# TASK DETAILS
Print out each entry below exactly, please.

# PROVIDED RECORDS
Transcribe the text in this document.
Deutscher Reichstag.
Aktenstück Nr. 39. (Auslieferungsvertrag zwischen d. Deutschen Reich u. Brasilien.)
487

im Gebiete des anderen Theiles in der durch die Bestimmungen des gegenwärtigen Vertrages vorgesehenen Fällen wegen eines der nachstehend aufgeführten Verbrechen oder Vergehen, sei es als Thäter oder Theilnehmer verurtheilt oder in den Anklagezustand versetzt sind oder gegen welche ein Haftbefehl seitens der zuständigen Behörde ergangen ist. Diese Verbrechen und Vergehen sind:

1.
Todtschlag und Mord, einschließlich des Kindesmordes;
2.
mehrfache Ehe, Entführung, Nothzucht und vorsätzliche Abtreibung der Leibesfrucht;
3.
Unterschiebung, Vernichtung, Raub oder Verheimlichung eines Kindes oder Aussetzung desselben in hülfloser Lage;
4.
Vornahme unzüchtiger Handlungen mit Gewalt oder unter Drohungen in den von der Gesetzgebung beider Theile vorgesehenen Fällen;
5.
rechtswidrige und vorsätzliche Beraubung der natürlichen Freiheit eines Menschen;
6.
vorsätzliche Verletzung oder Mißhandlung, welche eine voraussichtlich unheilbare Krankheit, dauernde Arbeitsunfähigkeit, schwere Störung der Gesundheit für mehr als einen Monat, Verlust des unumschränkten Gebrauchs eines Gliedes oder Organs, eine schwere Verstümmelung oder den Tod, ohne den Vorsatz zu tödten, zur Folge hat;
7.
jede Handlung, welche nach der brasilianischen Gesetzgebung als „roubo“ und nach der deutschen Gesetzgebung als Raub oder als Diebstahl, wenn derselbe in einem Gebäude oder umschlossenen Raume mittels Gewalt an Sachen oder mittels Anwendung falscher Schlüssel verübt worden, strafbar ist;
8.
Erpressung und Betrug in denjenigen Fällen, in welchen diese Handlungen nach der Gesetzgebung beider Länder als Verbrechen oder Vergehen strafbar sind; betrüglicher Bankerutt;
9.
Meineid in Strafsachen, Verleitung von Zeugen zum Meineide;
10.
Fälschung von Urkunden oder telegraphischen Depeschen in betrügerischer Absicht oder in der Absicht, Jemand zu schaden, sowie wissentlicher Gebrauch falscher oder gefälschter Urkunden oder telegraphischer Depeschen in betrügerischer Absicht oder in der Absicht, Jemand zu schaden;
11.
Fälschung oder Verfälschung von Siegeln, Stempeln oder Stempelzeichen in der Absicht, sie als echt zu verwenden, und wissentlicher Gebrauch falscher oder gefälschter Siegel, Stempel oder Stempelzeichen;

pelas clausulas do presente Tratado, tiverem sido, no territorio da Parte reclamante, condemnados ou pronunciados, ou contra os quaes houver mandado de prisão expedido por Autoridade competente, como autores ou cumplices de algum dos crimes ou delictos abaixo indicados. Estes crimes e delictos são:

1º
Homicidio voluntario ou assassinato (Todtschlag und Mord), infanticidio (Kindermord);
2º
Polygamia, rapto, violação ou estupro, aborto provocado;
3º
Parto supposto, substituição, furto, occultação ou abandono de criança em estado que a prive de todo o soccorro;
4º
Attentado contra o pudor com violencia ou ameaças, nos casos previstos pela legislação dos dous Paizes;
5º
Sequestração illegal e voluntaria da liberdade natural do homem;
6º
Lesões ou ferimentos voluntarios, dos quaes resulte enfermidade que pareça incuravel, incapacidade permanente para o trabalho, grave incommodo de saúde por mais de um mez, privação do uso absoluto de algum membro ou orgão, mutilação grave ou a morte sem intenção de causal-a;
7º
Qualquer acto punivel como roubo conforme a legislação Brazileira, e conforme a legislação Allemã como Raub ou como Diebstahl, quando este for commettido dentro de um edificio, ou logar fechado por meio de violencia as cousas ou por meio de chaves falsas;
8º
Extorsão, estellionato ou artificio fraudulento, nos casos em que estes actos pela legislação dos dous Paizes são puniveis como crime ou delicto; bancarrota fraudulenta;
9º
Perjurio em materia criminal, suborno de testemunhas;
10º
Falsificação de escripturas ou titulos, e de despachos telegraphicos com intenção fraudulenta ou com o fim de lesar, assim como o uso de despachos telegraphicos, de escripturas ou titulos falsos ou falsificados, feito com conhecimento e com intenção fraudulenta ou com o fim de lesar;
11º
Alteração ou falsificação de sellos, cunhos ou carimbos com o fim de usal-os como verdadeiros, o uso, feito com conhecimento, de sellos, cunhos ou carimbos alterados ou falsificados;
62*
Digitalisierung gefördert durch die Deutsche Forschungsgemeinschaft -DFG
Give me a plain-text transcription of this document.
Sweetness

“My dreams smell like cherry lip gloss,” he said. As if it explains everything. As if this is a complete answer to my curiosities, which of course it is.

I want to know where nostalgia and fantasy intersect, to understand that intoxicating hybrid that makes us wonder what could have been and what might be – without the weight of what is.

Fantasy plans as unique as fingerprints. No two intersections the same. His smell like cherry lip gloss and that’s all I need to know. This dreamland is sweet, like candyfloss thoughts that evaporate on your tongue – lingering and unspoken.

# TASK ANSWER
Transcribe the text in this document.
Deutscher Reichstag.
Aktenstück Nr. 39. (Auslieferungsvertrag zwischen d. Deutschen Reich u. Brasilien.)
487

im Gebiete des anderen Theiles in der durch die Bestimmungen des gegenwärtigen Vertrages vorgesehenen Fällen wegen eines der nachstehend aufgeführten Verbrechen oder Vergehen, sei es als Thäter oder Theilnehmer verurtheilt oder in den Anklagezustand versetzt sind oder gegen welche ein Haftbefehl seitens der zuständigen Behörde ergangen ist. Diese Verbrechen und Vergehen sind:

1.
Todtschlag und Mord, einschließlich des Kindesmordes;
2.
mehrfache Ehe, Entführung, Nothzucht und vorsätzliche Abtreibung der Leibesfrucht;
3.
Unterschiebung, Vernichtung, Raub oder Verheimlichung eines Kindes oder Aussetzung desselben in hülfloser Lage;
4.
Vornahme unzüchtiger Handlungen mit Gewalt oder unter Drohungen in den von der Gesetzgebung beider Theile vorgesehenen Fällen;
5.
rechtswidrige und vorsätzliche Beraubung der natürlichen Freiheit eines Menschen;
6.
vorsätzliche Verletzung oder Mißhandlung, welche eine voraussichtlich unheilbare Krankheit, dauernde Arbeitsunfähigkeit, schwere Störung der Gesundheit für mehr als einen Monat, Verlust des unumschränkten Gebrauchs eines Gliedes oder Organs, eine schwere Verstümmelung oder den Tod, ohne den Vorsatz zu tödten, zur Folge hat;
7.
jede Handlung, welche nach der brasilianischen Gesetzgebung als „roubo“ und nach der deutschen Gesetzgebung als Raub oder als Diebstahl, wenn derselbe in einem Gebäude oder umschlossenen Raume mittels Gewalt an Sachen oder mittels Anwendung falscher Schlüssel verübt worden, strafbar ist;
8.
Erpressung und Betrug in denjenigen Fällen, in welchen diese Handlungen nach der Gesetzgebung beider Länder als Verbrechen oder Vergehen strafbar sind; betrüglicher Bankerutt;
9.
Meineid in Strafsachen, Verleitung von Zeugen zum Meineide;
10.
Fälschung von Urkunden oder telegraphischen Depeschen in betrügerischer Absicht oder in der Absicht, Jemand zu schaden, sowie wissentlicher Gebrauch falscher oder gefälschter Urkunden oder telegraphischer Depeschen in betrügerischer Absicht oder in der Absicht, Jemand zu schaden;
11.
Fälschung oder Verfälschung von Siegeln, Stempeln oder Stempelzeichen in der Absicht, sie als echt zu verwenden, und wissentlicher Gebrauch falscher oder gefälschter Siegel, Stempel oder Stempelzeichen;

pelas clausulas do presente Tratado, tiverem sido, no territorio da Parte reclamante, condemnados ou pronunciados, ou contra os quaes houver mandado de prisão expedido por Autoridade competente, como autores ou cumplices de algum dos crimes ou delictos abaixo indicados. Estes crimes e delictos são:

1º
Homicidio voluntario ou assassinato (Todtschlag und Mord), infanticidio (Kindermord);
2º
Polygamia, rapto, violação ou estupro, aborto provocado;
3º
Parto supposto, substituição, furto, occultação ou abandono de criança em estado que a prive de todo o soccorro;
4º
Attentado contra o pudor com violencia ou ameaças, nos casos previstos pela legislação dos dous Paizes;
5º
Sequestração illegal e voluntaria da liberdade natural do homem;
6º
Lesões ou ferimentos voluntarios, dos quaes resulte enfermidade que pareça incuravel, incapacidade permanente para o trabalho, grave incommodo de saúde por mais de um mez, privação do uso absoluto de algum membro ou orgão, mutilação grave ou a morte sem intenção de causal-a;
7º
Qualquer acto punivel como roubo conforme a legislação Brazileira, e conforme a legislação Allemã como Raub ou como Diebstahl, quando este for commettido dentro de um edificio, ou logar fechado por meio de violencia as cousas ou por meio de chaves falsas;
8º
Extorsão, estellionato ou artificio fraudulento, nos casos em que estes actos pela legislação dos dous Paizes são puniveis como crime ou delicto; bancarrota fraudulenta;
9º
Perjurio em materia criminal, suborno de testemunhas;
10º
Falsificação de escripturas ou titulos, e de despachos telegraphicos com intenção fraudulenta ou com o fim de lesar, assim como o uso de despachos telegraphicos, de escripturas ou titulos falsos ou falsificados, feito com conhecimento e com intenção fraudulenta ou com o fim de lesar;
11º
Alteração ou falsificação de sellos, cunhos ou carimbos com o fim de usal-os como verdadeiros, o uso, feito com conhecimento, de sellos, cunhos ou carimbos alterados ou falsificados;
62*
Digitalisierung gefördert durch die Deutsche Forschungsgemeinschaft -DFG
Give me a plain-text transcription of this document.
Sweetness

“My dreams smell like cherry lip gloss,” he said. As if it explains everything. As if this is a complete answer to my curiosities, which of course it is.

I want to know where nostalgia and fantasy intersect, to understand that intoxicating hybrid that makes us wonder what could have been and what might be – without the weight of what is.

Fantasy plans as unique as fingerprints. No two intersections the same. His smell like cherry lip gloss and that’s all I need to know. This dreamland is sweet, like candyfloss thoughts that evaporate on your tongue – lingering and unspoken.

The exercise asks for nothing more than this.